* [Available data]:

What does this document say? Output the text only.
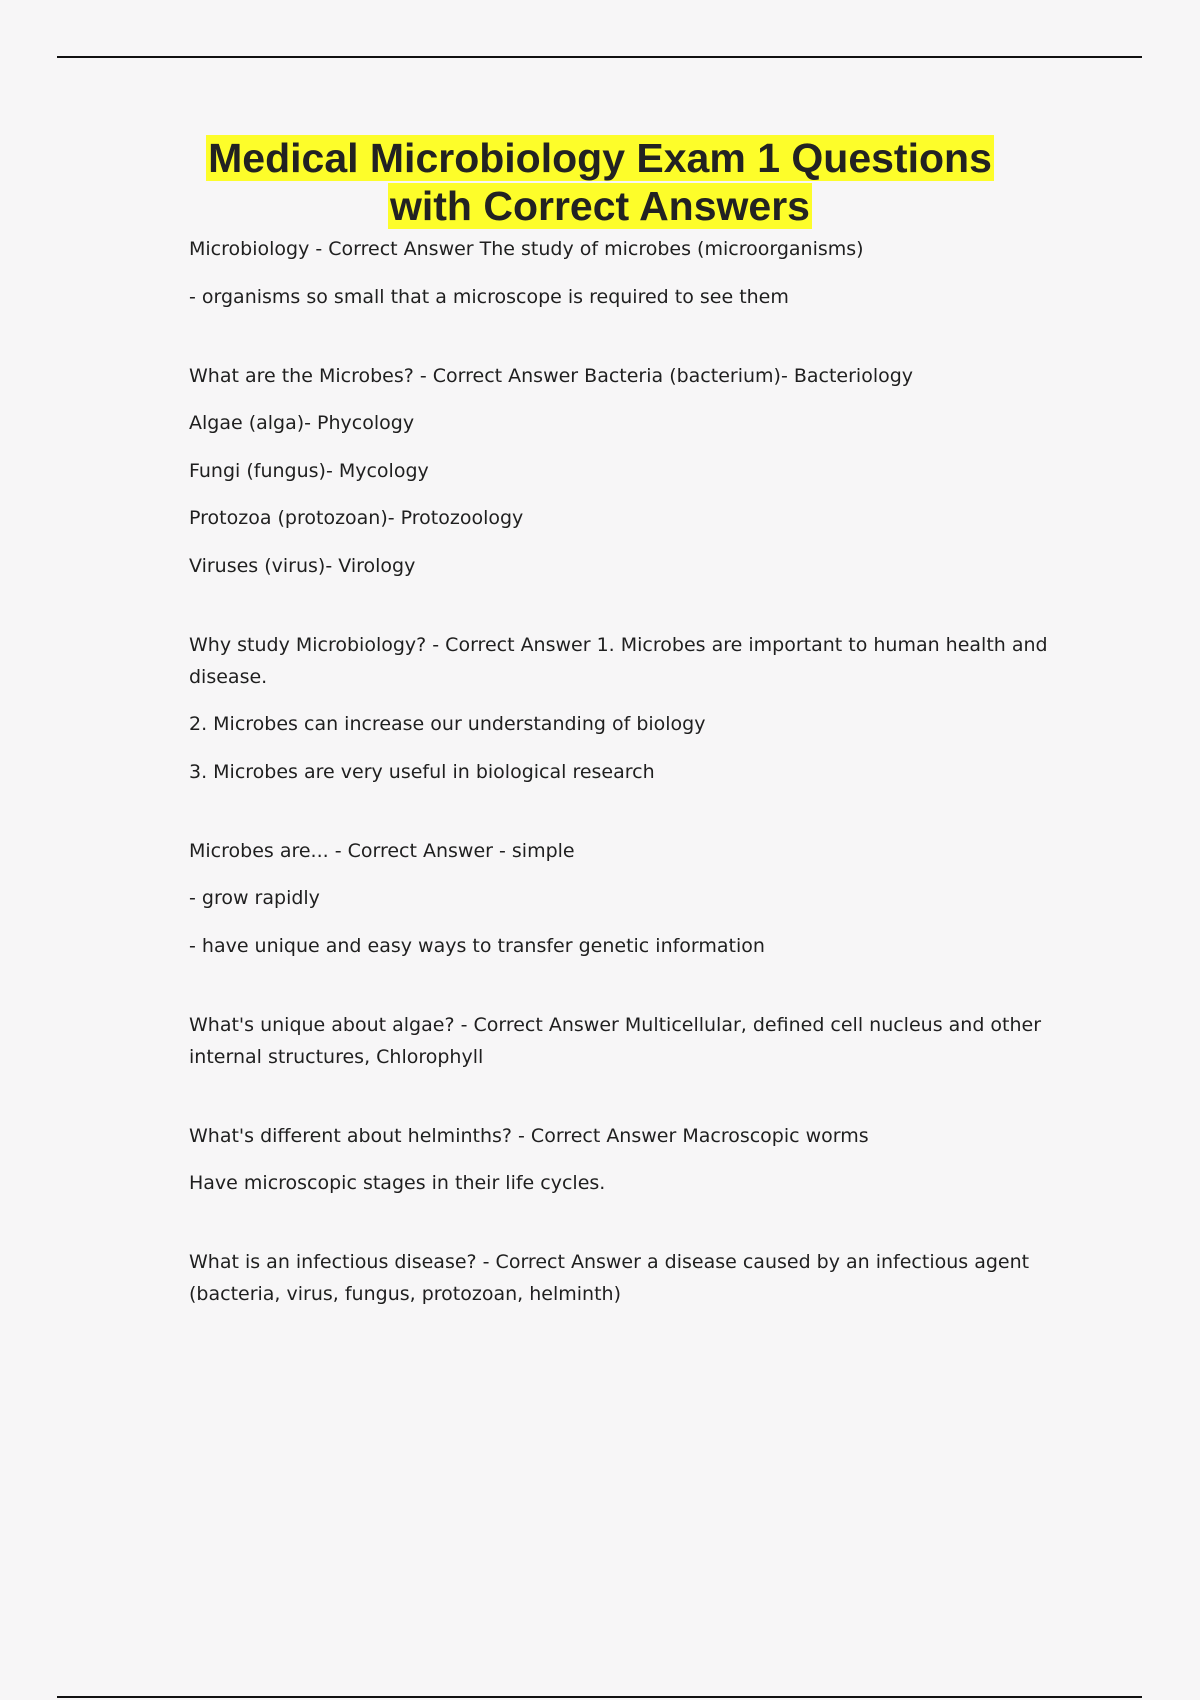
Medical Microbiology Exam 1 Questions
with Correct Answers

Microbiology - Correct Answer The study of microbes (microorganisms)

- organisms so small that a microscope is required to see them

What are the Microbes? - Correct Answer Bacteria (bacterium)- Bacteriology

Algae (alga)- Phycology

Fungi (fungus)- Mycology

Protozoa (protozoan)- Protozoology

Viruses (virus)- Virology

Why study Microbiology? - Correct Answer 1. Microbes are important to human health and disease.

2. Microbes can increase our understanding of biology

3. Microbes are very useful in biological research

Microbes are... - Correct Answer - simple

- grow rapidly

- have unique and easy ways to transfer genetic information

What's unique about algae? - Correct Answer Multicellular, defined cell nucleus and other internal structures, Chlorophyll

What's different about helminths? - Correct Answer Macroscopic worms

Have microscopic stages in their life cycles.

What is an infectious disease? - Correct Answer a disease caused by an infectious agent (bacteria, virus, fungus, protozoan, helminth)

* [Task objective]: Show all lines from the entries that hold "disease".

* [Your solution]:
Why study Microbiology? - Correct Answer 1. Microbes are important to human health and disease.
What is an infectious disease? - Correct Answer a disease caused by an infectious agent (bacteria, virus, fungus, protozoan, helminth)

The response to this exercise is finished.